** Supplied information **
-=-=-
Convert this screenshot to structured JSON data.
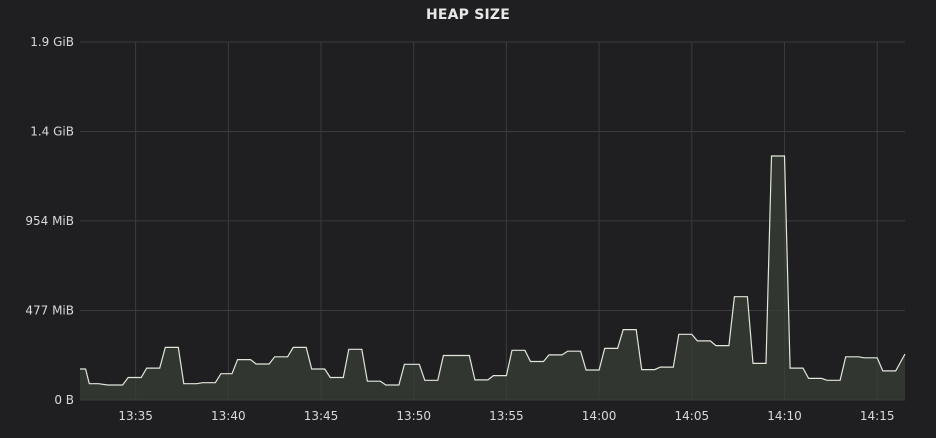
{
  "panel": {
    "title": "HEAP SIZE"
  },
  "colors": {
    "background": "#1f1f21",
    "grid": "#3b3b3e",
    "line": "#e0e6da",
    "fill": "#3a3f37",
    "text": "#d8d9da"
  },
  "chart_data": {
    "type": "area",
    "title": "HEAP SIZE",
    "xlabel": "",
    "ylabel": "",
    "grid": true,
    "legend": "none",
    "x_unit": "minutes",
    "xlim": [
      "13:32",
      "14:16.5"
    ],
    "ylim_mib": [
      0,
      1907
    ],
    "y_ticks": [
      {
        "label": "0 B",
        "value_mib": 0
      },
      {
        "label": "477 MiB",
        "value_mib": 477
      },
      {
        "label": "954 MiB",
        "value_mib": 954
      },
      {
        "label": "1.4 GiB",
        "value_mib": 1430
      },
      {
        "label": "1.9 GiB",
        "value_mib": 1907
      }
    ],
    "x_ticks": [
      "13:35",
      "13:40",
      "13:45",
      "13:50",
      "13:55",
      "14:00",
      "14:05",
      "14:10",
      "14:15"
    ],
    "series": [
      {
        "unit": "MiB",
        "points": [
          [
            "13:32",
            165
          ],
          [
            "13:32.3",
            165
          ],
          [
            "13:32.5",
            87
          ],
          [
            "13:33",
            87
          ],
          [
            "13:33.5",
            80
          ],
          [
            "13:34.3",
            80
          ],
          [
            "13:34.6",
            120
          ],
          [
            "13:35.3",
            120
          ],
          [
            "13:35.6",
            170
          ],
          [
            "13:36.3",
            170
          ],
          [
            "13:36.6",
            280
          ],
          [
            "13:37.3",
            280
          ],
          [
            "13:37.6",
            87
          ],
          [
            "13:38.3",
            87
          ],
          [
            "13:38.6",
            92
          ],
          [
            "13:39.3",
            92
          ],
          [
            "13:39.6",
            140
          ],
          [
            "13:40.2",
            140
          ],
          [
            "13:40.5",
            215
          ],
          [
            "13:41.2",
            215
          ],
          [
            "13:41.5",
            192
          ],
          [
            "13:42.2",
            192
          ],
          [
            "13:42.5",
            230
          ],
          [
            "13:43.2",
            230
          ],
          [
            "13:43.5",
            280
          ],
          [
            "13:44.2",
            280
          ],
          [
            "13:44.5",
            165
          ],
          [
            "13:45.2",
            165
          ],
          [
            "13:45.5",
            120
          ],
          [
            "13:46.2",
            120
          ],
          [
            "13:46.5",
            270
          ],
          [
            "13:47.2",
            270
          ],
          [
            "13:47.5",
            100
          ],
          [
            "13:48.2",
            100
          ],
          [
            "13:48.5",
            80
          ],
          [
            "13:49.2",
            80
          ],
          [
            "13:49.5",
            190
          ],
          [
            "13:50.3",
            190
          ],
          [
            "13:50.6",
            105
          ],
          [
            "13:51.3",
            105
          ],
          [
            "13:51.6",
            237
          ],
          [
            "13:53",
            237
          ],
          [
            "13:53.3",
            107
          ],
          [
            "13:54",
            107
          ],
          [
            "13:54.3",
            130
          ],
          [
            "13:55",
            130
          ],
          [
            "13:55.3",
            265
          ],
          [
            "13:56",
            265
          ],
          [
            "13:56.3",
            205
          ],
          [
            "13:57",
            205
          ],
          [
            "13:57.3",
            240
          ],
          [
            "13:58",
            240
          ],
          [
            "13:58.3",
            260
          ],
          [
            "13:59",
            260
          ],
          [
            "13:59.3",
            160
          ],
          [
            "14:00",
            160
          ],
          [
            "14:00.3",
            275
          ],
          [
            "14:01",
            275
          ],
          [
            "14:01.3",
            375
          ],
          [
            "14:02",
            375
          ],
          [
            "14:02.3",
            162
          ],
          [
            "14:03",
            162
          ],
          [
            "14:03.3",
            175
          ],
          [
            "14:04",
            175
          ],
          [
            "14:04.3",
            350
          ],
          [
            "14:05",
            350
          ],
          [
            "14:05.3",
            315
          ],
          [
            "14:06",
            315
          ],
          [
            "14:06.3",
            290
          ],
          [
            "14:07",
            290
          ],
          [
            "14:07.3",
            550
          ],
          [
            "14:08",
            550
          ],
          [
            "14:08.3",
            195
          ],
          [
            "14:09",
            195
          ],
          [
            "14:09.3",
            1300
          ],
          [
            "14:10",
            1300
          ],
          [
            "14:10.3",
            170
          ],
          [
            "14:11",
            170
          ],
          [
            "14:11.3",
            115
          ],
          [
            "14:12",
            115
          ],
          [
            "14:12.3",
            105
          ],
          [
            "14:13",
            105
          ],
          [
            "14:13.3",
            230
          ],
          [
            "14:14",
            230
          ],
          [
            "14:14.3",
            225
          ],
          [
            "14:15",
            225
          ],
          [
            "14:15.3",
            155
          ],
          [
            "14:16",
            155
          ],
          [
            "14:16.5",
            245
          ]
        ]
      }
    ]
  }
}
-=-=-
Retype the data above exactly; pictures are not part of the copy.

** Result for this exercise **
Convert this screenshot to structured JSON data.
{
  "panel": {
    "title": "HEAP SIZE"
  },
  "colors": {
    "background": "#1f1f21",
    "grid": "#3b3b3e",
    "line": "#e0e6da",
    "fill": "#3a3f37",
    "text": "#d8d9da"
  },
  "chart_data": {
    "type": "area",
    "title": "HEAP SIZE",
    "xlabel": "",
    "ylabel": "",
    "grid": true,
    "legend": "none",
    "x_unit": "minutes",
    "xlim": [
      "13:32",
      "14:16.5"
    ],
    "ylim_mib": [
      0,
      1907
    ],
    "y_ticks": [
      {
        "label": "0 B",
        "value_mib": 0
      },
      {
        "label": "477 MiB",
        "value_mib": 477
      },
      {
        "label": "954 MiB",
        "value_mib": 954
      },
      {
        "label": "1.4 GiB",
        "value_mib": 1430
      },
      {
        "label": "1.9 GiB",
        "value_mib": 1907
      }
    ],
    "x_ticks": [
      "13:35",
      "13:40",
      "13:45",
      "13:50",
      "13:55",
      "14:00",
      "14:05",
      "14:10",
      "14:15"
    ],
    "series": [
      {
        "unit": "MiB",
        "points": [
          [
            "13:32",
            165
          ],
          [
            "13:32.3",
            165
          ],
          [
            "13:32.5",
            87
          ],
          [
            "13:33",
            87
          ],
          [
            "13:33.5",
            80
          ],
          [
            "13:34.3",
            80
          ],
          [
            "13:34.6",
            120
          ],
          [
            "13:35.3",
            120
          ],
          [
            "13:35.6",
            170
          ],
          [
            "13:36.3",
            170
          ],
          [
            "13:36.6",
            280
          ],
          [
            "13:37.3",
            280
          ],
          [
            "13:37.6",
            87
          ],
          [
            "13:38.3",
            87
          ],
          [
            "13:38.6",
            92
          ],
          [
            "13:39.3",
            92
          ],
          [
            "13:39.6",
            140
          ],
          [
            "13:40.2",
            140
          ],
          [
            "13:40.5",
            215
          ],
          [
            "13:41.2",
            215
          ],
          [
            "13:41.5",
            192
          ],
          [
            "13:42.2",
            192
          ],
          [
            "13:42.5",
            230
          ],
          [
            "13:43.2",
            230
          ],
          [
            "13:43.5",
            280
          ],
          [
            "13:44.2",
            280
          ],
          [
            "13:44.5",
            165
          ],
          [
            "13:45.2",
            165
          ],
          [
            "13:45.5",
            120
          ],
          [
            "13:46.2",
            120
          ],
          [
            "13:46.5",
            270
          ],
          [
            "13:47.2",
            270
          ],
          [
            "13:47.5",
            100
          ],
          [
            "13:48.2",
            100
          ],
          [
            "13:48.5",
            80
          ],
          [
            "13:49.2",
            80
          ],
          [
            "13:49.5",
            190
          ],
          [
            "13:50.3",
            190
          ],
          [
            "13:50.6",
            105
          ],
          [
            "13:51.3",
            105
          ],
          [
            "13:51.6",
            237
          ],
          [
            "13:53",
            237
          ],
          [
            "13:53.3",
            107
          ],
          [
            "13:54",
            107
          ],
          [
            "13:54.3",
            130
          ],
          [
            "13:55",
            130
          ],
          [
            "13:55.3",
            265
          ],
          [
            "13:56",
            265
          ],
          [
            "13:56.3",
            205
          ],
          [
            "13:57",
            205
          ],
          [
            "13:57.3",
            240
          ],
          [
            "13:58",
            240
          ],
          [
            "13:58.3",
            260
          ],
          [
            "13:59",
            260
          ],
          [
            "13:59.3",
            160
          ],
          [
            "14:00",
            160
          ],
          [
            "14:00.3",
            275
          ],
          [
            "14:01",
            275
          ],
          [
            "14:01.3",
            375
          ],
          [
            "14:02",
            375
          ],
          [
            "14:02.3",
            162
          ],
          [
            "14:03",
            162
          ],
          [
            "14:03.3",
            175
          ],
          [
            "14:04",
            175
          ],
          [
            "14:04.3",
            350
          ],
          [
            "14:05",
            350
          ],
          [
            "14:05.3",
            315
          ],
          [
            "14:06",
            315
          ],
          [
            "14:06.3",
            290
          ],
          [
            "14:07",
            290
          ],
          [
            "14:07.3",
            550
          ],
          [
            "14:08",
            550
          ],
          [
            "14:08.3",
            195
          ],
          [
            "14:09",
            195
          ],
          [
            "14:09.3",
            1300
          ],
          [
            "14:10",
            1300
          ],
          [
            "14:10.3",
            170
          ],
          [
            "14:11",
            170
          ],
          [
            "14:11.3",
            115
          ],
          [
            "14:12",
            115
          ],
          [
            "14:12.3",
            105
          ],
          [
            "14:13",
            105
          ],
          [
            "14:13.3",
            230
          ],
          [
            "14:14",
            230
          ],
          [
            "14:14.3",
            225
          ],
          [
            "14:15",
            225
          ],
          [
            "14:15.3",
            155
          ],
          [
            "14:16",
            155
          ],
          [
            "14:16.5",
            245
          ]
        ]
      }
    ]
  }
}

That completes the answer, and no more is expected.